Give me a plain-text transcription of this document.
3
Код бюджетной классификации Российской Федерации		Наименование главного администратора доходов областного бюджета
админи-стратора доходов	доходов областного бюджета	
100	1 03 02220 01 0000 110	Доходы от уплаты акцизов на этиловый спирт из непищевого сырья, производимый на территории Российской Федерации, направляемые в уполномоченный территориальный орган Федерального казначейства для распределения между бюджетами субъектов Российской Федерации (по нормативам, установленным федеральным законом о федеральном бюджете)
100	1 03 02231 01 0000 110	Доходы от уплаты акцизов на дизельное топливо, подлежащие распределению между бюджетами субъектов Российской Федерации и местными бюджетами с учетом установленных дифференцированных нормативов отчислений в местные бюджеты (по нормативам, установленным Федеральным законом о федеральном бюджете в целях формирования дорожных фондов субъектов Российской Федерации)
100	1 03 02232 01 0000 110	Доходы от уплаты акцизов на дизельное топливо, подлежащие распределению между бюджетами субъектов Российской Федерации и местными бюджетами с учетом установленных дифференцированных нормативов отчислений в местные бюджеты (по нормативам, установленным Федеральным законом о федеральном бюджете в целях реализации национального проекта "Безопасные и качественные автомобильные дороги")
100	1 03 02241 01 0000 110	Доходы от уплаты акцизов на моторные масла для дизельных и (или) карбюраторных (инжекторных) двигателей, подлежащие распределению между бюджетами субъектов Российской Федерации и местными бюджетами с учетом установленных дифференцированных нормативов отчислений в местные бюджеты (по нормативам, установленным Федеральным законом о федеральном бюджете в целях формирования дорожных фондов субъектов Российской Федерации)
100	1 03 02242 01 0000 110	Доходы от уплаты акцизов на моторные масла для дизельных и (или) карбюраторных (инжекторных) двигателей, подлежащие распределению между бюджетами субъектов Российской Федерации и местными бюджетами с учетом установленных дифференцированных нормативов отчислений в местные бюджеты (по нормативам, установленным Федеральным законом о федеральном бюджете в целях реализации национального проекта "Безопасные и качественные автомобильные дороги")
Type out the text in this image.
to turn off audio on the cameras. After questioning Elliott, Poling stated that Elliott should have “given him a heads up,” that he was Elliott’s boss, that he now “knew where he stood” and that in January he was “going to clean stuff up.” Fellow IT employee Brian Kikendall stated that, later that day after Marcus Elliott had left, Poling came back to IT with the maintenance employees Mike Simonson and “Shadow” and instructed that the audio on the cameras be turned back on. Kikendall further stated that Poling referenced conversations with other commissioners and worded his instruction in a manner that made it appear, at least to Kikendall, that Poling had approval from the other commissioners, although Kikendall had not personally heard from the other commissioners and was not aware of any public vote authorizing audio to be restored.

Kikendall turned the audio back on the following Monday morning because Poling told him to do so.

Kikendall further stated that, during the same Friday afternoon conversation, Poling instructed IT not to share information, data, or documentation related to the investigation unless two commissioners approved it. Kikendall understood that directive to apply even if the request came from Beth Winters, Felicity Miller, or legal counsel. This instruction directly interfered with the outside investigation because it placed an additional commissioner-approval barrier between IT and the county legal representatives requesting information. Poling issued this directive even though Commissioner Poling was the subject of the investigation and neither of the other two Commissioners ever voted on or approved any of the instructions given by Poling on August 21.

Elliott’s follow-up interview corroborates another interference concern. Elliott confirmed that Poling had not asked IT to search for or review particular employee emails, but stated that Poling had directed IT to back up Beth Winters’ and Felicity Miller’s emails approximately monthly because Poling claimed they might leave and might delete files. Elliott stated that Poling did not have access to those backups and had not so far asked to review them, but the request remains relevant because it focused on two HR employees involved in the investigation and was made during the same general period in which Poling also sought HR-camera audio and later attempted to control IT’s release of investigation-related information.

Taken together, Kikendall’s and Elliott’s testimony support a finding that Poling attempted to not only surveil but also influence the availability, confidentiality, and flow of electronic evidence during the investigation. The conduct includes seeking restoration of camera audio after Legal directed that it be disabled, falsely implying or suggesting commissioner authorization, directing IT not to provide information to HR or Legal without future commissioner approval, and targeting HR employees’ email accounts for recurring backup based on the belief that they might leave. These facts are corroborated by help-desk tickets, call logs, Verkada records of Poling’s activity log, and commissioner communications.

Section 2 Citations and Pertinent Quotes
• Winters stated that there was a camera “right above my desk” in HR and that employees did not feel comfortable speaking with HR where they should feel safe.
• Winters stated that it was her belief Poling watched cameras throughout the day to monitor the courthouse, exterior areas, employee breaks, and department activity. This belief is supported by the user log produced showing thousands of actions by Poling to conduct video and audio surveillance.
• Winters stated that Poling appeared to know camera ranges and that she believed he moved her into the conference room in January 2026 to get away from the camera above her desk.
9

◆ ◆ ◆ ◆ ◆

What the task requires –
Return every record above exactly as it appears.

The reply –
Give me a plain-text transcription of this document.
3
Код бюджетной классификации Российской Федерации		Наименование главного администратора доходов областного бюджета
админи-стратора доходов	доходов областного бюджета	
100	1 03 02220 01 0000 110	Доходы от уплаты акцизов на этиловый спирт из непищевого сырья, производимый на территории Российской Федерации, направляемые в уполномоченный территориальный орган Федерального казначейства для распределения между бюджетами субъектов Российской Федерации (по нормативам, установленным федеральным законом о федеральном бюджете)
100	1 03 02231 01 0000 110	Доходы от уплаты акцизов на дизельное топливо, подлежащие распределению между бюджетами субъектов Российской Федерации и местными бюджетами с учетом установленных дифференцированных нормативов отчислений в местные бюджеты (по нормативам, установленным Федеральным законом о федеральном бюджете в целях формирования дорожных фондов субъектов Российской Федерации)
100	1 03 02232 01 0000 110	Доходы от уплаты акцизов на дизельное топливо, подлежащие распределению между бюджетами субъектов Российской Федерации и местными бюджетами с учетом установленных дифференцированных нормативов отчислений в местные бюджеты (по нормативам, установленным Федеральным законом о федеральном бюджете в целях реализации национального проекта "Безопасные и качественные автомобильные дороги")
100	1 03 02241 01 0000 110	Доходы от уплаты акцизов на моторные масла для дизельных и (или) карбюраторных (инжекторных) двигателей, подлежащие распределению между бюджетами субъектов Российской Федерации и местными бюджетами с учетом установленных дифференцированных нормативов отчислений в местные бюджеты (по нормативам, установленным Федеральным законом о федеральном бюджете в целях формирования дорожных фондов субъектов Российской Федерации)
100	1 03 02242 01 0000 110	Доходы от уплаты акцизов на моторные масла для дизельных и (или) карбюраторных (инжекторных) двигателей, подлежащие распределению между бюджетами субъектов Российской Федерации и местными бюджетами с учетом установленных дифференцированных нормативов отчислений в местные бюджеты (по нормативам, установленным Федеральным законом о федеральном бюджете в целях реализации национального проекта "Безопасные и качественные автомобильные дороги")
Type out the text in this image.
to turn off audio on the cameras. After questioning Elliott, Poling stated that Elliott should have “given him a heads up,” that he was Elliott’s boss, that he now “knew where he stood” and that in January he was “going to clean stuff up.” Fellow IT employee Brian Kikendall stated that, later that day after Marcus Elliott had left, Poling came back to IT with the maintenance employees Mike Simonson and “Shadow” and instructed that the audio on the cameras be turned back on. Kikendall further stated that Poling referenced conversations with other commissioners and worded his instruction in a manner that made it appear, at least to Kikendall, that Poling had approval from the other commissioners, although Kikendall had not personally heard from the other commissioners and was not aware of any public vote authorizing audio to be restored.

Kikendall turned the audio back on the following Monday morning because Poling told him to do so.

Kikendall further stated that, during the same Friday afternoon conversation, Poling instructed IT not to share information, data, or documentation related to the investigation unless two commissioners approved it. Kikendall understood that directive to apply even if the request came from Beth Winters, Felicity Miller, or legal counsel. This instruction directly interfered with the outside investigation because it placed an additional commissioner-approval barrier between IT and the county legal representatives requesting information. Poling issued this directive even though Commissioner Poling was the subject of the investigation and neither of the other two Commissioners ever voted on or approved any of the instructions given by Poling on August 21.

Elliott’s follow-up interview corroborates another interference concern. Elliott confirmed that Poling had not asked IT to search for or review particular employee emails, but stated that Poling had directed IT to back up Beth Winters’ and Felicity Miller’s emails approximately monthly because Poling claimed they might leave and might delete files. Elliott stated that Poling did not have access to those backups and had not so far asked to review them, but the request remains relevant because it focused on two HR employees involved in the investigation and was made during the same general period in which Poling also sought HR-camera audio and later attempted to control IT’s release of investigation-related information.

Taken together, Kikendall’s and Elliott’s testimony support a finding that Poling attempted to not only surveil but also influence the availability, confidentiality, and flow of electronic evidence during the investigation. The conduct includes seeking restoration of camera audio after Legal directed that it be disabled, falsely implying or suggesting commissioner authorization, directing IT not to provide information to HR or Legal without future commissioner approval, and targeting HR employees’ email accounts for recurring backup based on the belief that they might leave. These facts are corroborated by help-desk tickets, call logs, Verkada records of Poling’s activity log, and commissioner communications.

Section 2 Citations and Pertinent Quotes
• Winters stated that there was a camera “right above my desk” in HR and that employees did not feel comfortable speaking with HR where they should feel safe.
• Winters stated that it was her belief Poling watched cameras throughout the day to monitor the courthouse, exterior areas, employee breaks, and department activity. This belief is supported by the user log produced showing thousands of actions by Poling to conduct video and audio surveillance.
• Winters stated that Poling appeared to know camera ranges and that she believed he moved her into the conference room in January 2026 to get away from the camera above her desk.
9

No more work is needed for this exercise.